Material shown ::

——

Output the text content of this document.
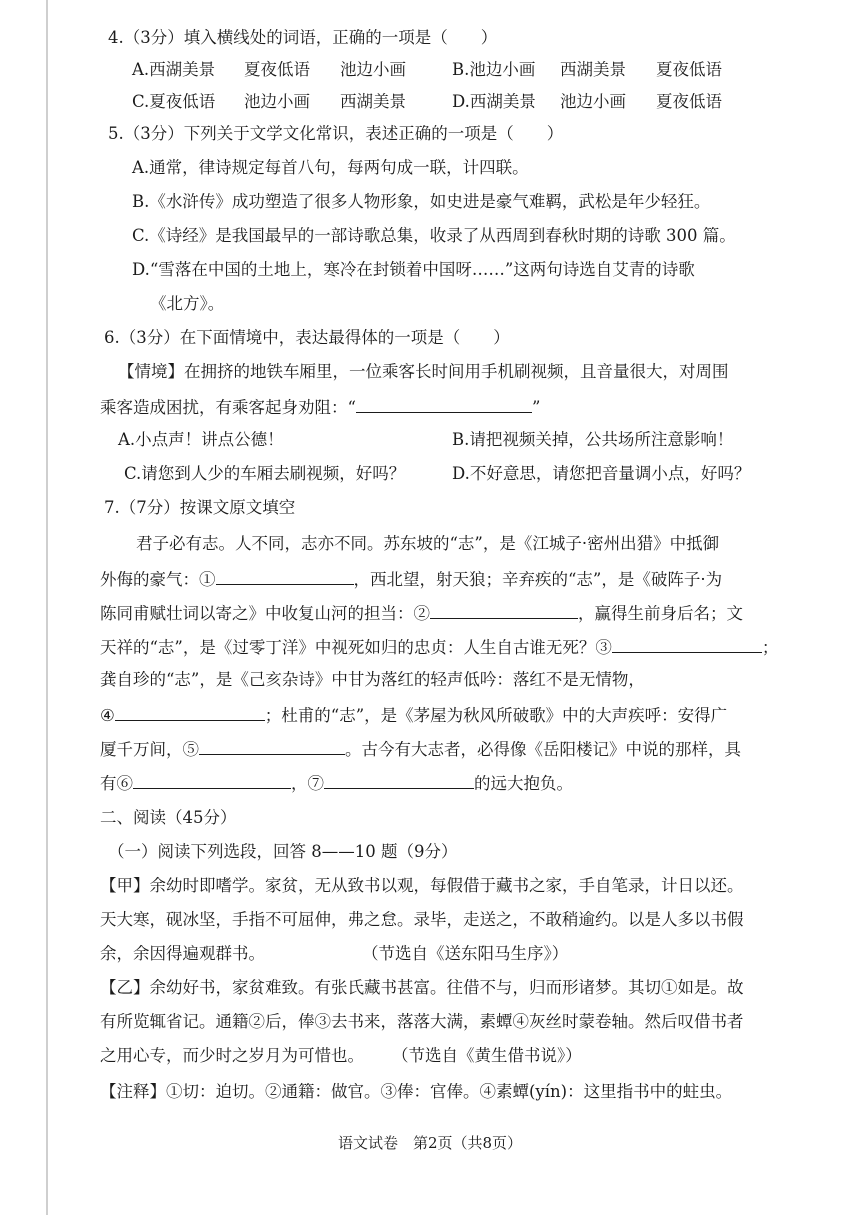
4.（3分）填入横线处的词语，正确的一项是（　　）
A.西湖美景 夏夜低语 池边小画	B.池边小画 西湖美景 夏夜低语
C.夏夜低语 池边小画 西湖美景	D.西湖美景 池边小画 夏夜低语
5.（3分）下列关于文学文化常识，表述正确的一项是（　　）
A.通常，律诗规定每首八句，每两句成一联，计四联。
B.《水浒传》成功塑造了很多人物形象，如史进是豪气难羁，武松是年少轻狂。
C.《诗经》是我国最早的一部诗歌总集，收录了从西周到春秋时期的诗歌 300 篇。
D.“雪落在中国的土地上，寒冷在封锁着中国呀……”这两句诗选自艾青的诗歌
《北方》。
6.（3分）在下面情境中，表达最得体的一项是（　　）
【情境】在拥挤的地铁车厢里，一位乘客长时间用手机刷视频，且音量很大，对周围
乘客造成困扰，有乘客起身劝阻：“	”
A.小点声！讲点公德！	B.请把视频关掉，公共场所注意影响！
C.请您到人少的车厢去刷视频，好吗？	D.不好意思，请您把音量调小点，好吗？
7.（7分）按课文原文填空
君子必有志。人不同，志亦不同。苏东坡的“志”，是《江城子·密州出猎》中抵御
外侮的豪气：①	，西北望，射天狼；辛弃疾的“志”，是《破阵子·为
陈同甫赋壮词以寄之》中收复山河的担当：②	，赢得生前身后名；文
天祥的“志”，是《过零丁洋》中视死如归的忠贞：人生自古谁无死？③	；
龚自珍的“志”，是《己亥杂诗》中甘为落红的轻声低吟：落红不是无情物，
④	；杜甫的“志”，是《茅屋为秋风所破歌》中的大声疾呼：安得广
厦千万间，⑤	。古今有大志者，必得像《岳阳楼记》中说的那样，具
有⑥	，⑦	的远大抱负。
二、阅读（45分）
（一）阅读下列选段，回答 8——10 题（9分）
【甲】余幼时即嗜学。家贫，无从致书以观，每假借于藏书之家，手自笔录，计日以还。
天大寒，砚冰坚，手指不可屈伸，弗之怠。录毕，走送之，不敢稍逾约。以是人多以书假
余，余因得遍观群书。	（节选自《送东阳马生序》）
【乙】余幼好书，家贫难致。有张氏藏书甚富。往借不与，归而形诸梦。其切①如是。故
有所览辄省记。通籍②后，俸③去书来，落落大满，素蟫④灰丝时蒙卷轴。然后叹借书者
之用心专，而少时之岁月为可惜也。 （节选自《黄生借书说》）
【注释】①切：迫切。②通籍：做官。③俸：官俸。④素蟫(yín)：这里指书中的蛀虫。
语文试卷　第2页（共8页）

——

Return each line of the data, keeping its wording exact and omitting pictures.

Finished answer ::
Output the text content of this document.
4.（3分）填入横线处的词语，正确的一项是（　　）
A.西湖美景 夏夜低语 池边小画	B.池边小画 西湖美景 夏夜低语
C.夏夜低语 池边小画 西湖美景	D.西湖美景 池边小画 夏夜低语
5.（3分）下列关于文学文化常识，表述正确的一项是（　　）
A.通常，律诗规定每首八句，每两句成一联，计四联。
B.《水浒传》成功塑造了很多人物形象，如史进是豪气难羁，武松是年少轻狂。
C.《诗经》是我国最早的一部诗歌总集，收录了从西周到春秋时期的诗歌 300 篇。
D.“雪落在中国的土地上，寒冷在封锁着中国呀……”这两句诗选自艾青的诗歌
《北方》。
6.（3分）在下面情境中，表达最得体的一项是（　　）
【情境】在拥挤的地铁车厢里，一位乘客长时间用手机刷视频，且音量很大，对周围
乘客造成困扰，有乘客起身劝阻：“	”
A.小点声！讲点公德！	B.请把视频关掉，公共场所注意影响！
C.请您到人少的车厢去刷视频，好吗？	D.不好意思，请您把音量调小点，好吗？
7.（7分）按课文原文填空
君子必有志。人不同，志亦不同。苏东坡的“志”，是《江城子·密州出猎》中抵御
外侮的豪气：①	，西北望，射天狼；辛弃疾的“志”，是《破阵子·为
陈同甫赋壮词以寄之》中收复山河的担当：②	，赢得生前身后名；文
天祥的“志”，是《过零丁洋》中视死如归的忠贞：人生自古谁无死？③	；
龚自珍的“志”，是《己亥杂诗》中甘为落红的轻声低吟：落红不是无情物，
④	；杜甫的“志”，是《茅屋为秋风所破歌》中的大声疾呼：安得广
厦千万间，⑤	。古今有大志者，必得像《岳阳楼记》中说的那样，具
有⑥	，⑦	的远大抱负。
二、阅读（45分）
（一）阅读下列选段，回答 8——10 题（9分）
【甲】余幼时即嗜学。家贫，无从致书以观，每假借于藏书之家，手自笔录，计日以还。
天大寒，砚冰坚，手指不可屈伸，弗之怠。录毕，走送之，不敢稍逾约。以是人多以书假
余，余因得遍观群书。	（节选自《送东阳马生序》）
【乙】余幼好书，家贫难致。有张氏藏书甚富。往借不与，归而形诸梦。其切①如是。故
有所览辄省记。通籍②后，俸③去书来，落落大满，素蟫④灰丝时蒙卷轴。然后叹借书者
之用心专，而少时之岁月为可惜也。 （节选自《黄生借书说》）
【注释】①切：迫切。②通籍：做官。③俸：官俸。④素蟫(yín)：这里指书中的蛀虫。
语文试卷　第2页（共8页）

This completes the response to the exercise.